§ **GIVEN RECORDS**:
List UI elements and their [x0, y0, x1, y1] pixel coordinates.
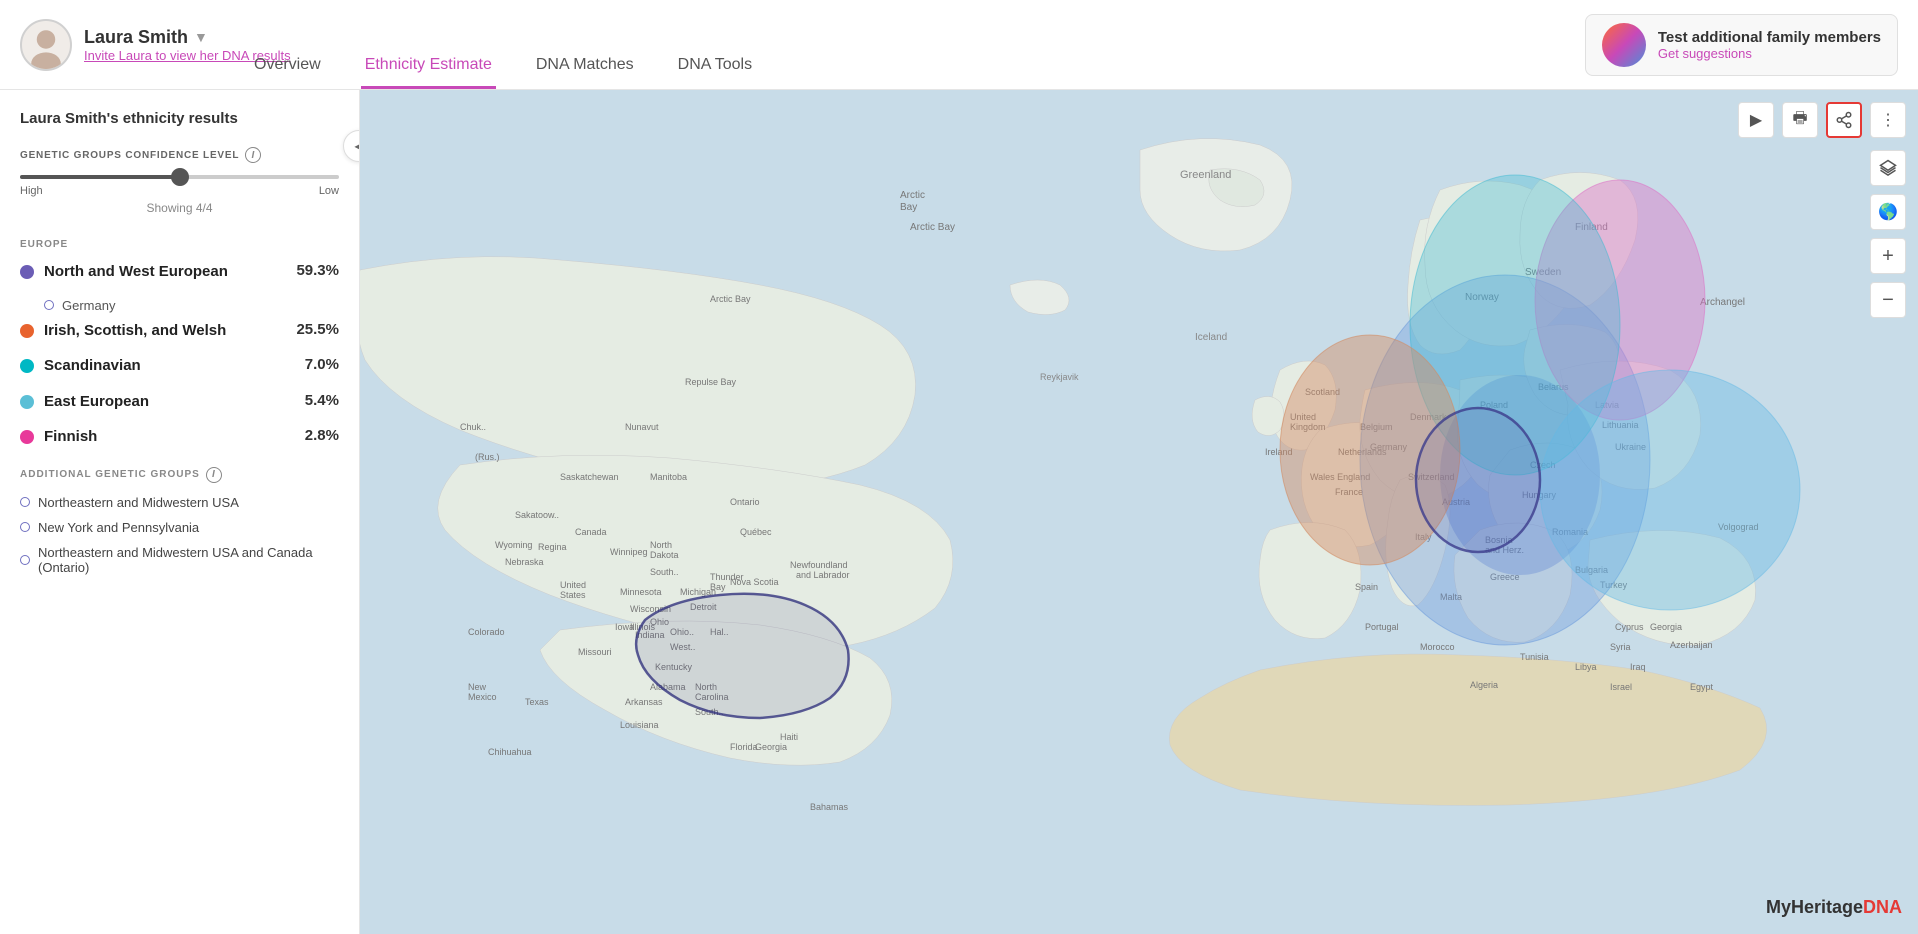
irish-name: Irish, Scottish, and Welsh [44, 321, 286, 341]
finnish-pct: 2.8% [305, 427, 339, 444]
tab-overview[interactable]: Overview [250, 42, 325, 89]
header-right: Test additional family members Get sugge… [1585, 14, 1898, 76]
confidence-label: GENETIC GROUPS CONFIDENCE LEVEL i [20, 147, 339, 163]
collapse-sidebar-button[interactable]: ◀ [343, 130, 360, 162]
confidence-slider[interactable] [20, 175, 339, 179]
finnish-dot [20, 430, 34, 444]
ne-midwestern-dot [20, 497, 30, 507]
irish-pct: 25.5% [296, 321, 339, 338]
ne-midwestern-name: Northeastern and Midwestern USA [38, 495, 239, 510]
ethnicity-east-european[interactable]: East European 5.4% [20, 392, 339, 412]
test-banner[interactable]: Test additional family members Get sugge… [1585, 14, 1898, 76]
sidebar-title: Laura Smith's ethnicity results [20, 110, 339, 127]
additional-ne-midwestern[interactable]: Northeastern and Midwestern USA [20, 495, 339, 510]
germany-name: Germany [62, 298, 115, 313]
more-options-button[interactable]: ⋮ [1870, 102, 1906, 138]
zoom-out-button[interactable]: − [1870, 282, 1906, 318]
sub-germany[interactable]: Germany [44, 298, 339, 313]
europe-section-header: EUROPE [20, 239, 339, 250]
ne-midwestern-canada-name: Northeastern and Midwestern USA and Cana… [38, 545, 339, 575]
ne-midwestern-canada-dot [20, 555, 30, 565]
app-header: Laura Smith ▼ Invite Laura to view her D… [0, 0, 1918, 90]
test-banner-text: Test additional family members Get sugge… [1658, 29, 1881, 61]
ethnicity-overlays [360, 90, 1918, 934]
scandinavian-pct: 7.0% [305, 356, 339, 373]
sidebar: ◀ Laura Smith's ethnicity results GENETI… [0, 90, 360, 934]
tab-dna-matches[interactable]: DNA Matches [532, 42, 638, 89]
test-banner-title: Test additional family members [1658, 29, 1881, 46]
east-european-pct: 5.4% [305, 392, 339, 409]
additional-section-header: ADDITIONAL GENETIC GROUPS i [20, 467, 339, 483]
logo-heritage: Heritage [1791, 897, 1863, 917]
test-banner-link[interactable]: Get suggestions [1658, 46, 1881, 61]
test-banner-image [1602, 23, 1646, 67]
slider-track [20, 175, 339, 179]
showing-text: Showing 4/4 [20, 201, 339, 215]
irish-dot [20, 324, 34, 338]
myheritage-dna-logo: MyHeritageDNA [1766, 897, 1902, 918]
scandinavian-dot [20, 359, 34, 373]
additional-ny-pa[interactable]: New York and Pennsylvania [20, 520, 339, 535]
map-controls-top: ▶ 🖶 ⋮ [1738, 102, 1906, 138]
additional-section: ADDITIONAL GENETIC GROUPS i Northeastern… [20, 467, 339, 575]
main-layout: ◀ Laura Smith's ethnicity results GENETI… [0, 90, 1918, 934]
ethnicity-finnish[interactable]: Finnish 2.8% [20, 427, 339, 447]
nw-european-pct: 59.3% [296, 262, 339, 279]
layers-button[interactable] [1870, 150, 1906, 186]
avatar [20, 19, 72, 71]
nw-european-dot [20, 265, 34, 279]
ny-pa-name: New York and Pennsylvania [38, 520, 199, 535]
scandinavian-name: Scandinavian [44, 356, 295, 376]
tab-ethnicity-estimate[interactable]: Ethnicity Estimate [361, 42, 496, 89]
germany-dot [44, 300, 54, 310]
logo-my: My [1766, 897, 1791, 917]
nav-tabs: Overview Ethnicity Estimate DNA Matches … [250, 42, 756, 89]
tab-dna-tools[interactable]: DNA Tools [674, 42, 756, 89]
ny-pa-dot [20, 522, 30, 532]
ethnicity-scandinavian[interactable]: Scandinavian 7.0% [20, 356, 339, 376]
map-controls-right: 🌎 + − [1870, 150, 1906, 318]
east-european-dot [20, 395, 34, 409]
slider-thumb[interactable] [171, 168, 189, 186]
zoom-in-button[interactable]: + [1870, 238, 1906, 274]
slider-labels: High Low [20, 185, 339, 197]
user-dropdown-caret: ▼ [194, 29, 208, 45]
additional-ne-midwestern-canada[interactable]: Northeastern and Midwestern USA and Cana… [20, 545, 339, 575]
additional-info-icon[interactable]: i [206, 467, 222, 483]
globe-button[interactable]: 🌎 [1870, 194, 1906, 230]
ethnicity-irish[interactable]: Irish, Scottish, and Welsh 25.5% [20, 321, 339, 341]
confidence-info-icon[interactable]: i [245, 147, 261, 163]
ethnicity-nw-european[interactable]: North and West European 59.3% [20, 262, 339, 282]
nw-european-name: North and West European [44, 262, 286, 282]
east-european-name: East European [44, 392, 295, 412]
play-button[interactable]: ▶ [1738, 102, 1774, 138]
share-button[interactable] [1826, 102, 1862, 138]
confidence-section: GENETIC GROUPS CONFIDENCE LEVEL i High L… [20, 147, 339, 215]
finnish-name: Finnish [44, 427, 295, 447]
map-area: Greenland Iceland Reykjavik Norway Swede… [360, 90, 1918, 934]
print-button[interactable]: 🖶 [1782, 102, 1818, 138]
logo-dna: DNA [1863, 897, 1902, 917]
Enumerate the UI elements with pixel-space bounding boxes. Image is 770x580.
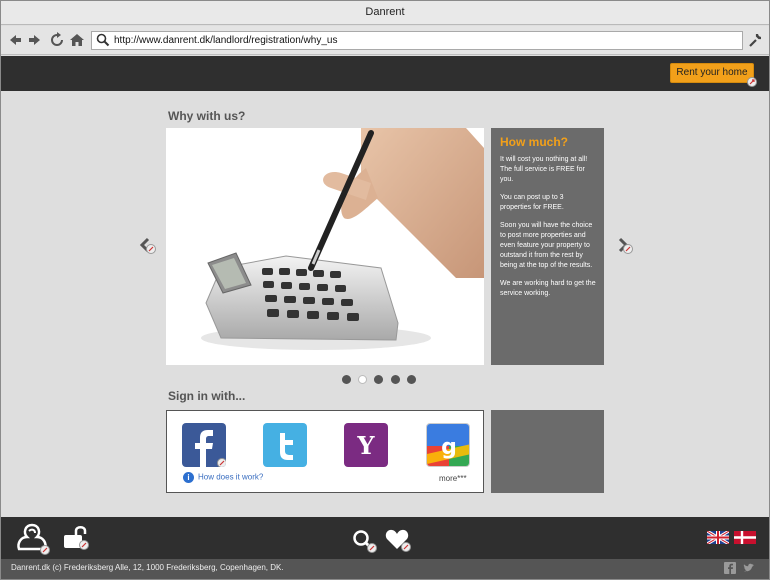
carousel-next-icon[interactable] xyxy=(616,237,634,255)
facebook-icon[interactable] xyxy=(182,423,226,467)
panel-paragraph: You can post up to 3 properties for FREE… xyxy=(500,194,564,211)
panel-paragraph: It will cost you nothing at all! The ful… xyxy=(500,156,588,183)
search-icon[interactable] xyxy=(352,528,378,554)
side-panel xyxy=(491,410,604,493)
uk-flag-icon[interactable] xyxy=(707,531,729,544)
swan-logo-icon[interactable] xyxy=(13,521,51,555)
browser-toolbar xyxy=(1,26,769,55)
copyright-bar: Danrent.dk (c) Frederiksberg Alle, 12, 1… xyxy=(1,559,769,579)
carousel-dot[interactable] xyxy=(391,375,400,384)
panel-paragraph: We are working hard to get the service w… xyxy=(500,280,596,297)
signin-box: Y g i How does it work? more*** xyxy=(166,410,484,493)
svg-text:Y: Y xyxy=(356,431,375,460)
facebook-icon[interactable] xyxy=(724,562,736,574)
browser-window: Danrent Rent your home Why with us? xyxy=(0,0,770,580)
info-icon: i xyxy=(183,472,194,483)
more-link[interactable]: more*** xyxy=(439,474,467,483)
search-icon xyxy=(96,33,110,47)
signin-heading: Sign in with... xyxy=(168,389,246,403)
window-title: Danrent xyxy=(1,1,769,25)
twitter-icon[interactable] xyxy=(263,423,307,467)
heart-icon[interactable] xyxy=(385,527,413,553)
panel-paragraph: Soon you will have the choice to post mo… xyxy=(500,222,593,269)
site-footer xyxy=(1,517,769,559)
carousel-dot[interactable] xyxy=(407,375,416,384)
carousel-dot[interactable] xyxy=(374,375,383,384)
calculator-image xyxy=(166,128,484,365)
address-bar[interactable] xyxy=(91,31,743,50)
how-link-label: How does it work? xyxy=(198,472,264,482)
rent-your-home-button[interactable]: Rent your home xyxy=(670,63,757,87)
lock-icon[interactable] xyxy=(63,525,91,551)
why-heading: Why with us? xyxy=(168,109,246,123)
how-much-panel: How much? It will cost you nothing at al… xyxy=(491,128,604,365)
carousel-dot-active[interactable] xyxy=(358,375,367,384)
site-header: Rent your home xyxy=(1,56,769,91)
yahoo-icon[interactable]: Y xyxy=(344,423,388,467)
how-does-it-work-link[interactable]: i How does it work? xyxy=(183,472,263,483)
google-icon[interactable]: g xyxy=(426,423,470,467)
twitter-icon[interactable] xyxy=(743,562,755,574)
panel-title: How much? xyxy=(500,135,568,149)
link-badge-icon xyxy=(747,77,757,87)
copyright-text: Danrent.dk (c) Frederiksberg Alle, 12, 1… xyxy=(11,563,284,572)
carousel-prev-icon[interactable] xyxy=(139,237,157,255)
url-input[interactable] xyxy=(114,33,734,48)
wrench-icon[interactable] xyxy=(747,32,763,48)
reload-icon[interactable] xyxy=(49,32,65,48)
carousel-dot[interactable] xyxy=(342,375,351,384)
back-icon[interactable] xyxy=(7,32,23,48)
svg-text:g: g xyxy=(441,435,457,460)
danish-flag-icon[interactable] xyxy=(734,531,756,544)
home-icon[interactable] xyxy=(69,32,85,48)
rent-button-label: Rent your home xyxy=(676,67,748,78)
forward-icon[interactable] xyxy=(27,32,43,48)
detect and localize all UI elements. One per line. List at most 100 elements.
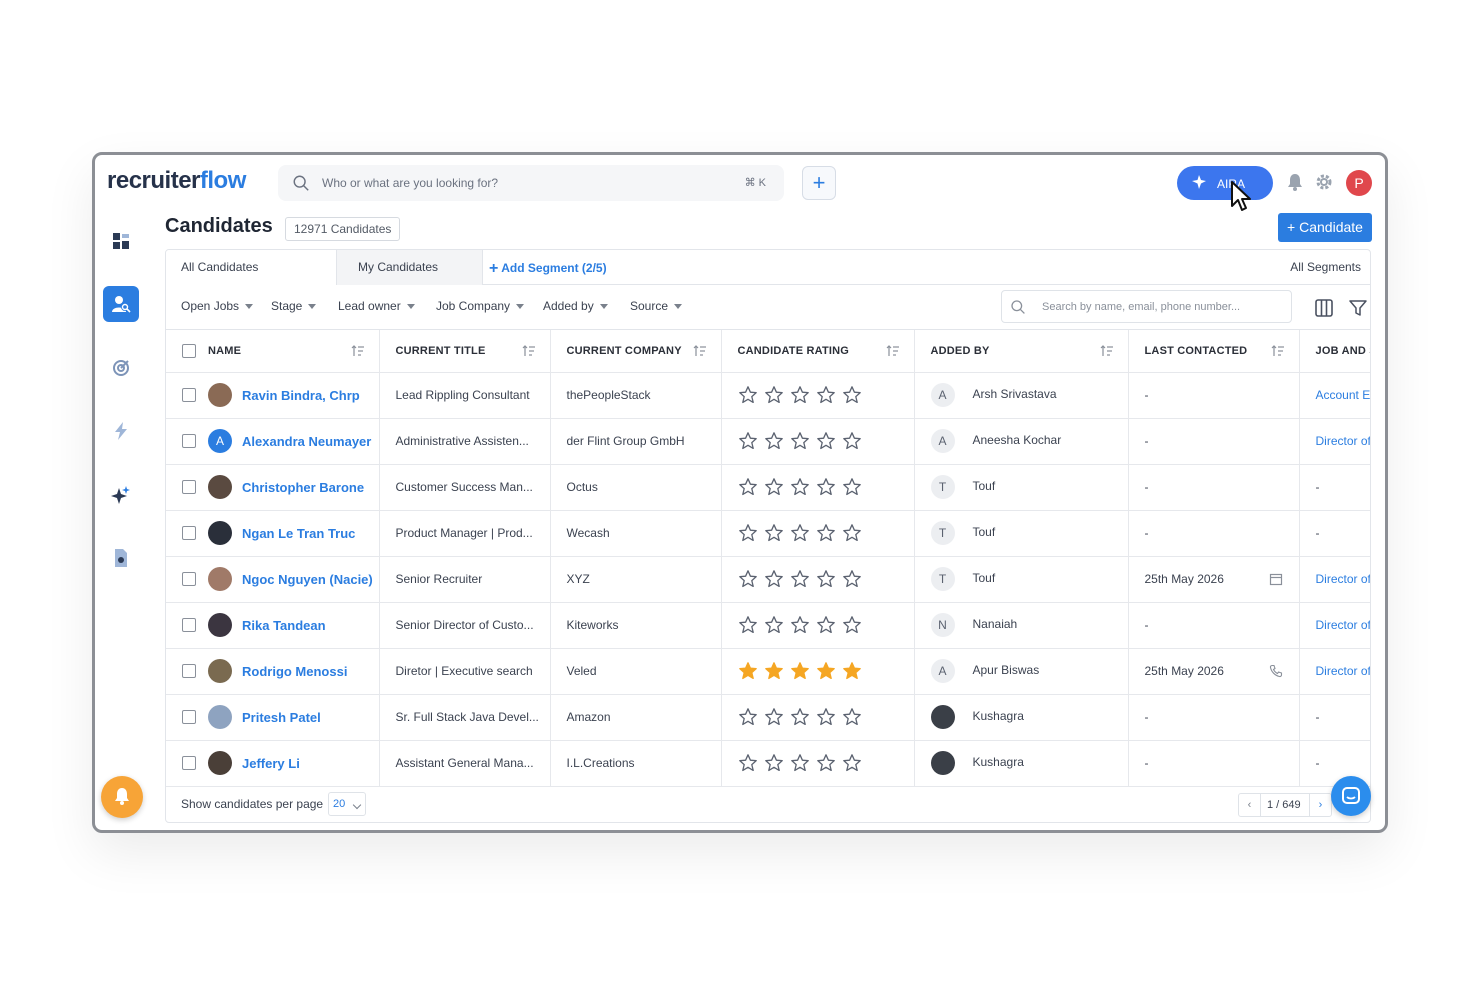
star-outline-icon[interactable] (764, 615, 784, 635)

§ **WRITTEN INSTRUCTION**: Reproduce verbatim the stretch of the listing from the line containing "carousel-next-icon[interactable] xyxy=(616,237,634,255)" through the line containing "panel-paragraph: It will", both included.

§ **WRITTEN ANSWER**:
carousel-next-icon[interactable] xyxy=(616,237,634,255)
facebook-icon[interactable] xyxy=(182,423,226,467)
panel-paragraph: You can post up to 3 properties for FREE… xyxy=(500,194,564,211)
panel-paragraph: It will cost you nothing at all! The ful… xyxy=(500,156,588,183)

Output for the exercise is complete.